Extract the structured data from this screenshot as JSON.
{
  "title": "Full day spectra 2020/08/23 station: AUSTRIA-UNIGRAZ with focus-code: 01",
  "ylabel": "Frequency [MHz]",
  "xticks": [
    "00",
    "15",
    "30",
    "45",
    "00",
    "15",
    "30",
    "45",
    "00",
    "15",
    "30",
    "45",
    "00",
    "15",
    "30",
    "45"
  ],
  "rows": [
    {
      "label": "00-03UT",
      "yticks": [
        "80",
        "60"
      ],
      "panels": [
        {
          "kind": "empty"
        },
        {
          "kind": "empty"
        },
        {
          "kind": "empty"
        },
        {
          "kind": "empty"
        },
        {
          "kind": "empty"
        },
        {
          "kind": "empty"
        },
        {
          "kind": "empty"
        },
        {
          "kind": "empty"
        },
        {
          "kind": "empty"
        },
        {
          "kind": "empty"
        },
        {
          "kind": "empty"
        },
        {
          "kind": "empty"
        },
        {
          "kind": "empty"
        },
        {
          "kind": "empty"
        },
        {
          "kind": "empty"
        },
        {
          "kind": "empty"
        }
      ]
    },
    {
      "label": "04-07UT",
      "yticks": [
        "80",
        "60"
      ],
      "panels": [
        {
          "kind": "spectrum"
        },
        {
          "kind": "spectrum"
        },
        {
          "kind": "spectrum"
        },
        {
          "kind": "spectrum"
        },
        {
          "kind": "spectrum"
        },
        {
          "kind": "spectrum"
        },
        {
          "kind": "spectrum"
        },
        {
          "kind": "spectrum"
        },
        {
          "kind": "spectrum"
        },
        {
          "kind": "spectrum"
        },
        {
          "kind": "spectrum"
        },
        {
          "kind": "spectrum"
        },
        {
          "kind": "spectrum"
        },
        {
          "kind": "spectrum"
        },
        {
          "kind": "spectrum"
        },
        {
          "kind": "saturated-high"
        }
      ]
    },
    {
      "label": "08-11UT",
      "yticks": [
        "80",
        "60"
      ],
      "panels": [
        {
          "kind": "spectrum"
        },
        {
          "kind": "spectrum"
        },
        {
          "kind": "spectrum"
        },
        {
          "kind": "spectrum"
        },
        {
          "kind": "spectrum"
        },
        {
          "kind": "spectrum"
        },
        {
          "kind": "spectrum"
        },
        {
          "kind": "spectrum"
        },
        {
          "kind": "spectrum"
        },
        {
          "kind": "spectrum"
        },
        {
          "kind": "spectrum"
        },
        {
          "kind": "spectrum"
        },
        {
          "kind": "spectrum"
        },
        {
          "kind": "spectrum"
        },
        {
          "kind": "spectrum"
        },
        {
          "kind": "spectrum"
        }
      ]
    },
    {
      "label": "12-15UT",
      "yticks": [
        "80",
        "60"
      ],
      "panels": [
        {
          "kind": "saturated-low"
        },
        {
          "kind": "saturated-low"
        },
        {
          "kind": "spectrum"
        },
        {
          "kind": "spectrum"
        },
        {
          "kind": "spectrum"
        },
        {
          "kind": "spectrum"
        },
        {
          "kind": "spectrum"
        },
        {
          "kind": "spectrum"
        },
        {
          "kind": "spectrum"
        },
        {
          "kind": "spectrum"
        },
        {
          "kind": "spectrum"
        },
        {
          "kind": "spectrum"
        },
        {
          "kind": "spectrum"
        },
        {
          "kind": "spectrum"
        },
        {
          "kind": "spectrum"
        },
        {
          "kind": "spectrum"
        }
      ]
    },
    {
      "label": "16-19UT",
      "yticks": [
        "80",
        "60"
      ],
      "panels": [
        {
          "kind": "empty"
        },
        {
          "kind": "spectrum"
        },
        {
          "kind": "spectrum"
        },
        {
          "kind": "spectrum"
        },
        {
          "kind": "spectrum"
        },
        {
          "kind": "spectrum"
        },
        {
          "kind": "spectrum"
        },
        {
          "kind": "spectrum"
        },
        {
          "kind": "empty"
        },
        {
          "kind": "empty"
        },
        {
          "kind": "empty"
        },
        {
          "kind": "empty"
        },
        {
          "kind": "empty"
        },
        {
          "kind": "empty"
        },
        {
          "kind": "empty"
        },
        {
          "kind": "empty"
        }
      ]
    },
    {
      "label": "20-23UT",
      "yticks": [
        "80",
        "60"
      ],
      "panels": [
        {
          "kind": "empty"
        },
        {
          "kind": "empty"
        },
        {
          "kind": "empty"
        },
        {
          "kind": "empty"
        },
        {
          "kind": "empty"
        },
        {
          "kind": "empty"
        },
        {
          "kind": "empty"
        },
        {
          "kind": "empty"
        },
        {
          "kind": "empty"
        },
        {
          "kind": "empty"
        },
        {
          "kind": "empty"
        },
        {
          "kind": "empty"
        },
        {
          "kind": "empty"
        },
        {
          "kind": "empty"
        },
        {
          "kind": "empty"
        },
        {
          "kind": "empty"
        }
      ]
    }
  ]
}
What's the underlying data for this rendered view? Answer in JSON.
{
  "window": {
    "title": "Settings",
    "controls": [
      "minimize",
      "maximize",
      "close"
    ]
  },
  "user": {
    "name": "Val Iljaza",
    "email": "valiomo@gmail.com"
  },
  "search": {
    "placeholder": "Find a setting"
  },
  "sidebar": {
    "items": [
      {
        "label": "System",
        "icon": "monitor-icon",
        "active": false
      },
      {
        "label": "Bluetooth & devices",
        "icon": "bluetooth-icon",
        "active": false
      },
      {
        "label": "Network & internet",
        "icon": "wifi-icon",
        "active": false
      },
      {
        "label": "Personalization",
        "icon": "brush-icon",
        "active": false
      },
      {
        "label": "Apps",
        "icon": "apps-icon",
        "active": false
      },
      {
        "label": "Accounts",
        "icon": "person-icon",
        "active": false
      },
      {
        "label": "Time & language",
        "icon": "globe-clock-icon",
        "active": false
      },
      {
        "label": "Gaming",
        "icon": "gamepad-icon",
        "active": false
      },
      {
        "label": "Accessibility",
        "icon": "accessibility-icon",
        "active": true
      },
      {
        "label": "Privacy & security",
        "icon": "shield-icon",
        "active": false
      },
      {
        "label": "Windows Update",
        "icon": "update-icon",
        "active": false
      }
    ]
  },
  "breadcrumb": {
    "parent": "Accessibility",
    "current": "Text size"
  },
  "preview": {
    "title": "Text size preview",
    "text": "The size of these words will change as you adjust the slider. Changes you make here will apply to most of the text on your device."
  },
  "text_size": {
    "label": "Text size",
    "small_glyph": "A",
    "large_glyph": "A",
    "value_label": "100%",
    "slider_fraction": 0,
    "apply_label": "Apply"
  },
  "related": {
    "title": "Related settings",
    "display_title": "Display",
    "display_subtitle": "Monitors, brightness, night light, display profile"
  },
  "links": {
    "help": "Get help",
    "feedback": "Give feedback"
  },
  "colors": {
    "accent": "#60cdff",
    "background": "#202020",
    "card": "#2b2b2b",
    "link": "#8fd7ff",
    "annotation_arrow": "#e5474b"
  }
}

════════

Please reproduce all of the entries exactly as they stand.

_Result of this exercise_
Extract the structured data from this screenshot as JSON.
{
  "title": "Full day spectra 2020/08/23 station: AUSTRIA-UNIGRAZ with focus-code: 01",
  "ylabel": "Frequency [MHz]",
  "xticks": [
    "00",
    "15",
    "30",
    "45",
    "00",
    "15",
    "30",
    "45",
    "00",
    "15",
    "30",
    "45",
    "00",
    "15",
    "30",
    "45"
  ],
  "rows": [
    {
      "label": "00-03UT",
      "yticks": [
        "80",
        "60"
      ],
      "panels": [
        {
          "kind": "empty"
        },
        {
          "kind": "empty"
        },
        {
          "kind": "empty"
        },
        {
          "kind": "empty"
        },
        {
          "kind": "empty"
        },
        {
          "kind": "empty"
        },
        {
          "kind": "empty"
        },
        {
          "kind": "empty"
        },
        {
          "kind": "empty"
        },
        {
          "kind": "empty"
        },
        {
          "kind": "empty"
        },
        {
          "kind": "empty"
        },
        {
          "kind": "empty"
        },
        {
          "kind": "empty"
        },
        {
          "kind": "empty"
        },
        {
          "kind": "empty"
        }
      ]
    },
    {
      "label": "04-07UT",
      "yticks": [
        "80",
        "60"
      ],
      "panels": [
        {
          "kind": "spectrum"
        },
        {
          "kind": "spectrum"
        },
        {
          "kind": "spectrum"
        },
        {
          "kind": "spectrum"
        },
        {
          "kind": "spectrum"
        },
        {
          "kind": "spectrum"
        },
        {
          "kind": "spectrum"
        },
        {
          "kind": "spectrum"
        },
        {
          "kind": "spectrum"
        },
        {
          "kind": "spectrum"
        },
        {
          "kind": "spectrum"
        },
        {
          "kind": "spectrum"
        },
        {
          "kind": "spectrum"
        },
        {
          "kind": "spectrum"
        },
        {
          "kind": "spectrum"
        },
        {
          "kind": "saturated-high"
        }
      ]
    },
    {
      "label": "08-11UT",
      "yticks": [
        "80",
        "60"
      ],
      "panels": [
        {
          "kind": "spectrum"
        },
        {
          "kind": "spectrum"
        },
        {
          "kind": "spectrum"
        },
        {
          "kind": "spectrum"
        },
        {
          "kind": "spectrum"
        },
        {
          "kind": "spectrum"
        },
        {
          "kind": "spectrum"
        },
        {
          "kind": "spectrum"
        },
        {
          "kind": "spectrum"
        },
        {
          "kind": "spectrum"
        },
        {
          "kind": "spectrum"
        },
        {
          "kind": "spectrum"
        },
        {
          "kind": "spectrum"
        },
        {
          "kind": "spectrum"
        },
        {
          "kind": "spectrum"
        },
        {
          "kind": "spectrum"
        }
      ]
    },
    {
      "label": "12-15UT",
      "yticks": [
        "80",
        "60"
      ],
      "panels": [
        {
          "kind": "saturated-low"
        },
        {
          "kind": "saturated-low"
        },
        {
          "kind": "spectrum"
        },
        {
          "kind": "spectrum"
        },
        {
          "kind": "spectrum"
        },
        {
          "kind": "spectrum"
        },
        {
          "kind": "spectrum"
        },
        {
          "kind": "spectrum"
        },
        {
          "kind": "spectrum"
        },
        {
          "kind": "spectrum"
        },
        {
          "kind": "spectrum"
        },
        {
          "kind": "spectrum"
        },
        {
          "kind": "spectrum"
        },
        {
          "kind": "spectrum"
        },
        {
          "kind": "spectrum"
        },
        {
          "kind": "spectrum"
        }
      ]
    },
    {
      "label": "16-19UT",
      "yticks": [
        "80",
        "60"
      ],
      "panels": [
        {
          "kind": "empty"
        },
        {
          "kind": "spectrum"
        },
        {
          "kind": "spectrum"
        },
        {
          "kind": "spectrum"
        },
        {
          "kind": "spectrum"
        },
        {
          "kind": "spectrum"
        },
        {
          "kind": "spectrum"
        },
        {
          "kind": "spectrum"
        },
        {
          "kind": "empty"
        },
        {
          "kind": "empty"
        },
        {
          "kind": "empty"
        },
        {
          "kind": "empty"
        },
        {
          "kind": "empty"
        },
        {
          "kind": "empty"
        },
        {
          "kind": "empty"
        },
        {
          "kind": "empty"
        }
      ]
    },
    {
      "label": "20-23UT",
      "yticks": [
        "80",
        "60"
      ],
      "panels": [
        {
          "kind": "empty"
        },
        {
          "kind": "empty"
        },
        {
          "kind": "empty"
        },
        {
          "kind": "empty"
        },
        {
          "kind": "empty"
        },
        {
          "kind": "empty"
        },
        {
          "kind": "empty"
        },
        {
          "kind": "empty"
        },
        {
          "kind": "empty"
        },
        {
          "kind": "empty"
        },
        {
          "kind": "empty"
        },
        {
          "kind": "empty"
        },
        {
          "kind": "empty"
        },
        {
          "kind": "empty"
        },
        {
          "kind": "empty"
        },
        {
          "kind": "empty"
        }
      ]
    }
  ]
}
What's the underlying data for this rendered view? Answer in JSON.
{
  "window": {
    "title": "Settings",
    "controls": [
      "minimize",
      "maximize",
      "close"
    ]
  },
  "user": {
    "name": "Val Iljaza",
    "email": "valiomo@gmail.com"
  },
  "search": {
    "placeholder": "Find a setting"
  },
  "sidebar": {
    "items": [
      {
        "label": "System",
        "icon": "monitor-icon",
        "active": false
      },
      {
        "label": "Bluetooth & devices",
        "icon": "bluetooth-icon",
        "active": false
      },
      {
        "label": "Network & internet",
        "icon": "wifi-icon",
        "active": false
      },
      {
        "label": "Personalization",
        "icon": "brush-icon",
        "active": false
      },
      {
        "label": "Apps",
        "icon": "apps-icon",
        "active": false
      },
      {
        "label": "Accounts",
        "icon": "person-icon",
        "active": false
      },
      {
        "label": "Time & language",
        "icon": "globe-clock-icon",
        "active": false
      },
      {
        "label": "Gaming",
        "icon": "gamepad-icon",
        "active": false
      },
      {
        "label": "Accessibility",
        "icon": "accessibility-icon",
        "active": true
      },
      {
        "label": "Privacy & security",
        "icon": "shield-icon",
        "active": false
      },
      {
        "label": "Windows Update",
        "icon": "update-icon",
        "active": false
      }
    ]
  },
  "breadcrumb": {
    "parent": "Accessibility",
    "current": "Text size"
  },
  "preview": {
    "title": "Text size preview",
    "text": "The size of these words will change as you adjust the slider. Changes you make here will apply to most of the text on your device."
  },
  "text_size": {
    "label": "Text size",
    "small_glyph": "A",
    "large_glyph": "A",
    "value_label": "100%",
    "slider_fraction": 0,
    "apply_label": "Apply"
  },
  "related": {
    "title": "Related settings",
    "display_title": "Display",
    "display_subtitle": "Monitors, brightness, night light, display profile"
  },
  "links": {
    "help": "Get help",
    "feedback": "Give feedback"
  },
  "colors": {
    "accent": "#60cdff",
    "background": "#202020",
    "card": "#2b2b2b",
    "link": "#8fd7ff",
    "annotation_arrow": "#e5474b"
  }
}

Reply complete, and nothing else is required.